── PROVIDED DATA ──

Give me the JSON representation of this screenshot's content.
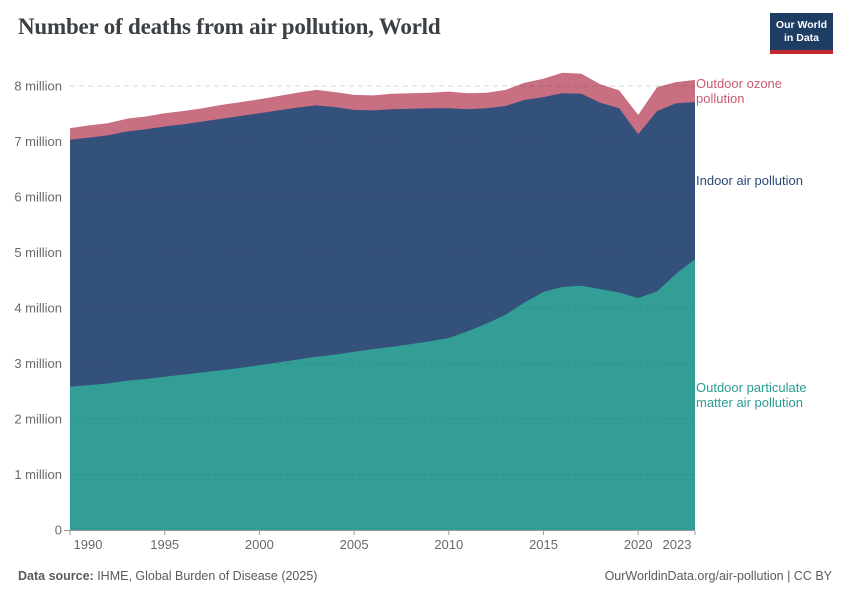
{
  "header": {
    "title": "Number of deaths from air pollution, World",
    "logo": {
      "line1": "Our World",
      "line2": "in Data"
    }
  },
  "colors": {
    "outdoor_pm_fill": "#329e96",
    "indoor_fill": "#33517a",
    "ozone_fill": "#c86f81",
    "ozone_label": "#c55b70",
    "indoor_label": "#2d4876",
    "outdoor_pm_label": "#2a9c92",
    "logo_navy": "#1d3d63",
    "logo_red": "#c1272d",
    "axis_text": "#66696e",
    "title_text": "#3b4045"
  },
  "legend": {
    "ozone": {
      "line1": "Outdoor ozone",
      "line2": "pollution"
    },
    "indoor": {
      "line1": "Indoor air pollution",
      "line2": ""
    },
    "pm": {
      "line1": "Outdoor particulate",
      "line2": "matter air pollution"
    }
  },
  "footer": {
    "source_label": "Data source:",
    "source_text": " IHME, Global Burden of Disease (2025)",
    "credit": "OurWorldinData.org/air-pollution | CC BY"
  },
  "chart_data": {
    "type": "area",
    "stacked": true,
    "title": "Number of deaths from air pollution, World",
    "unit": "deaths (millions)",
    "ylim": [
      0,
      8
    ],
    "grid": "dashed-horizontal",
    "legend_position": "right-direct-labels",
    "x": [
      1990,
      1991,
      1992,
      1993,
      1994,
      1995,
      1996,
      1997,
      1998,
      1999,
      2000,
      2001,
      2002,
      2003,
      2004,
      2005,
      2006,
      2007,
      2008,
      2009,
      2010,
      2011,
      2012,
      2013,
      2014,
      2015,
      2016,
      2017,
      2018,
      2019,
      2020,
      2021,
      2022,
      2023
    ],
    "series": [
      {
        "id": "outdoor-pm",
        "name": "Outdoor particulate matter air pollution",
        "color": "#329e96",
        "values": [
          2.58,
          2.61,
          2.64,
          2.69,
          2.72,
          2.76,
          2.8,
          2.84,
          2.88,
          2.92,
          2.97,
          3.02,
          3.07,
          3.12,
          3.16,
          3.21,
          3.26,
          3.3,
          3.35,
          3.4,
          3.46,
          3.58,
          3.72,
          3.88,
          4.1,
          4.29,
          4.38,
          4.4,
          4.34,
          4.28,
          4.18,
          4.3,
          4.62,
          4.88
        ]
      },
      {
        "id": "indoor",
        "name": "Indoor air pollution",
        "color": "#33517a",
        "values": [
          4.45,
          4.46,
          4.47,
          4.49,
          4.5,
          4.51,
          4.51,
          4.52,
          4.53,
          4.54,
          4.54,
          4.54,
          4.54,
          4.53,
          4.46,
          4.36,
          4.3,
          4.28,
          4.24,
          4.2,
          4.14,
          4.0,
          3.88,
          3.76,
          3.65,
          3.51,
          3.49,
          3.46,
          3.36,
          3.32,
          2.95,
          3.25,
          3.07,
          2.83
        ]
      },
      {
        "id": "ozone",
        "name": "Outdoor ozone pollution",
        "color": "#c86f81",
        "values": [
          0.21,
          0.22,
          0.22,
          0.23,
          0.23,
          0.24,
          0.24,
          0.24,
          0.25,
          0.25,
          0.25,
          0.26,
          0.27,
          0.28,
          0.27,
          0.27,
          0.27,
          0.28,
          0.28,
          0.28,
          0.3,
          0.29,
          0.28,
          0.29,
          0.31,
          0.33,
          0.37,
          0.36,
          0.33,
          0.32,
          0.35,
          0.43,
          0.38,
          0.4
        ]
      }
    ],
    "y_ticks": [
      {
        "value": 0,
        "label": "0"
      },
      {
        "value": 1,
        "label": "1 million"
      },
      {
        "value": 2,
        "label": "2 million"
      },
      {
        "value": 3,
        "label": "3 million"
      },
      {
        "value": 4,
        "label": "4 million"
      },
      {
        "value": 5,
        "label": "5 million"
      },
      {
        "value": 6,
        "label": "6 million"
      },
      {
        "value": 7,
        "label": "7 million"
      },
      {
        "value": 8,
        "label": "8 million"
      }
    ],
    "x_ticks": [
      {
        "value": 1990,
        "label": "1990"
      },
      {
        "value": 1995,
        "label": "1995"
      },
      {
        "value": 2000,
        "label": "2000"
      },
      {
        "value": 2005,
        "label": "2005"
      },
      {
        "value": 2010,
        "label": "2010"
      },
      {
        "value": 2015,
        "label": "2015"
      },
      {
        "value": 2020,
        "label": "2020"
      },
      {
        "value": 2023,
        "label": "2023"
      }
    ]
  }
}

───

◆ **EXERCISE REQUIREMENTS**:
Return the full material word for word. Do not include the pictures.

◆ **SOLVED EXERCISE**:
Give me the JSON representation of this screenshot's content.
{
  "header": {
    "title": "Number of deaths from air pollution, World",
    "logo": {
      "line1": "Our World",
      "line2": "in Data"
    }
  },
  "colors": {
    "outdoor_pm_fill": "#329e96",
    "indoor_fill": "#33517a",
    "ozone_fill": "#c86f81",
    "ozone_label": "#c55b70",
    "indoor_label": "#2d4876",
    "outdoor_pm_label": "#2a9c92",
    "logo_navy": "#1d3d63",
    "logo_red": "#c1272d",
    "axis_text": "#66696e",
    "title_text": "#3b4045"
  },
  "legend": {
    "ozone": {
      "line1": "Outdoor ozone",
      "line2": "pollution"
    },
    "indoor": {
      "line1": "Indoor air pollution",
      "line2": ""
    },
    "pm": {
      "line1": "Outdoor particulate",
      "line2": "matter air pollution"
    }
  },
  "footer": {
    "source_label": "Data source:",
    "source_text": " IHME, Global Burden of Disease (2025)",
    "credit": "OurWorldinData.org/air-pollution | CC BY"
  },
  "chart_data": {
    "type": "area",
    "stacked": true,
    "title": "Number of deaths from air pollution, World",
    "unit": "deaths (millions)",
    "ylim": [
      0,
      8
    ],
    "grid": "dashed-horizontal",
    "legend_position": "right-direct-labels",
    "x": [
      1990,
      1991,
      1992,
      1993,
      1994,
      1995,
      1996,
      1997,
      1998,
      1999,
      2000,
      2001,
      2002,
      2003,
      2004,
      2005,
      2006,
      2007,
      2008,
      2009,
      2010,
      2011,
      2012,
      2013,
      2014,
      2015,
      2016,
      2017,
      2018,
      2019,
      2020,
      2021,
      2022,
      2023
    ],
    "series": [
      {
        "id": "outdoor-pm",
        "name": "Outdoor particulate matter air pollution",
        "color": "#329e96",
        "values": [
          2.58,
          2.61,
          2.64,
          2.69,
          2.72,
          2.76,
          2.8,
          2.84,
          2.88,
          2.92,
          2.97,
          3.02,
          3.07,
          3.12,
          3.16,
          3.21,
          3.26,
          3.3,
          3.35,
          3.4,
          3.46,
          3.58,
          3.72,
          3.88,
          4.1,
          4.29,
          4.38,
          4.4,
          4.34,
          4.28,
          4.18,
          4.3,
          4.62,
          4.88
        ]
      },
      {
        "id": "indoor",
        "name": "Indoor air pollution",
        "color": "#33517a",
        "values": [
          4.45,
          4.46,
          4.47,
          4.49,
          4.5,
          4.51,
          4.51,
          4.52,
          4.53,
          4.54,
          4.54,
          4.54,
          4.54,
          4.53,
          4.46,
          4.36,
          4.3,
          4.28,
          4.24,
          4.2,
          4.14,
          4.0,
          3.88,
          3.76,
          3.65,
          3.51,
          3.49,
          3.46,
          3.36,
          3.32,
          2.95,
          3.25,
          3.07,
          2.83
        ]
      },
      {
        "id": "ozone",
        "name": "Outdoor ozone pollution",
        "color": "#c86f81",
        "values": [
          0.21,
          0.22,
          0.22,
          0.23,
          0.23,
          0.24,
          0.24,
          0.24,
          0.25,
          0.25,
          0.25,
          0.26,
          0.27,
          0.28,
          0.27,
          0.27,
          0.27,
          0.28,
          0.28,
          0.28,
          0.3,
          0.29,
          0.28,
          0.29,
          0.31,
          0.33,
          0.37,
          0.36,
          0.33,
          0.32,
          0.35,
          0.43,
          0.38,
          0.4
        ]
      }
    ],
    "y_ticks": [
      {
        "value": 0,
        "label": "0"
      },
      {
        "value": 1,
        "label": "1 million"
      },
      {
        "value": 2,
        "label": "2 million"
      },
      {
        "value": 3,
        "label": "3 million"
      },
      {
        "value": 4,
        "label": "4 million"
      },
      {
        "value": 5,
        "label": "5 million"
      },
      {
        "value": 6,
        "label": "6 million"
      },
      {
        "value": 7,
        "label": "7 million"
      },
      {
        "value": 8,
        "label": "8 million"
      }
    ],
    "x_ticks": [
      {
        "value": 1990,
        "label": "1990"
      },
      {
        "value": 1995,
        "label": "1995"
      },
      {
        "value": 2000,
        "label": "2000"
      },
      {
        "value": 2005,
        "label": "2005"
      },
      {
        "value": 2010,
        "label": "2010"
      },
      {
        "value": 2015,
        "label": "2015"
      },
      {
        "value": 2020,
        "label": "2020"
      },
      {
        "value": 2023,
        "label": "2023"
      }
    ]
  }
}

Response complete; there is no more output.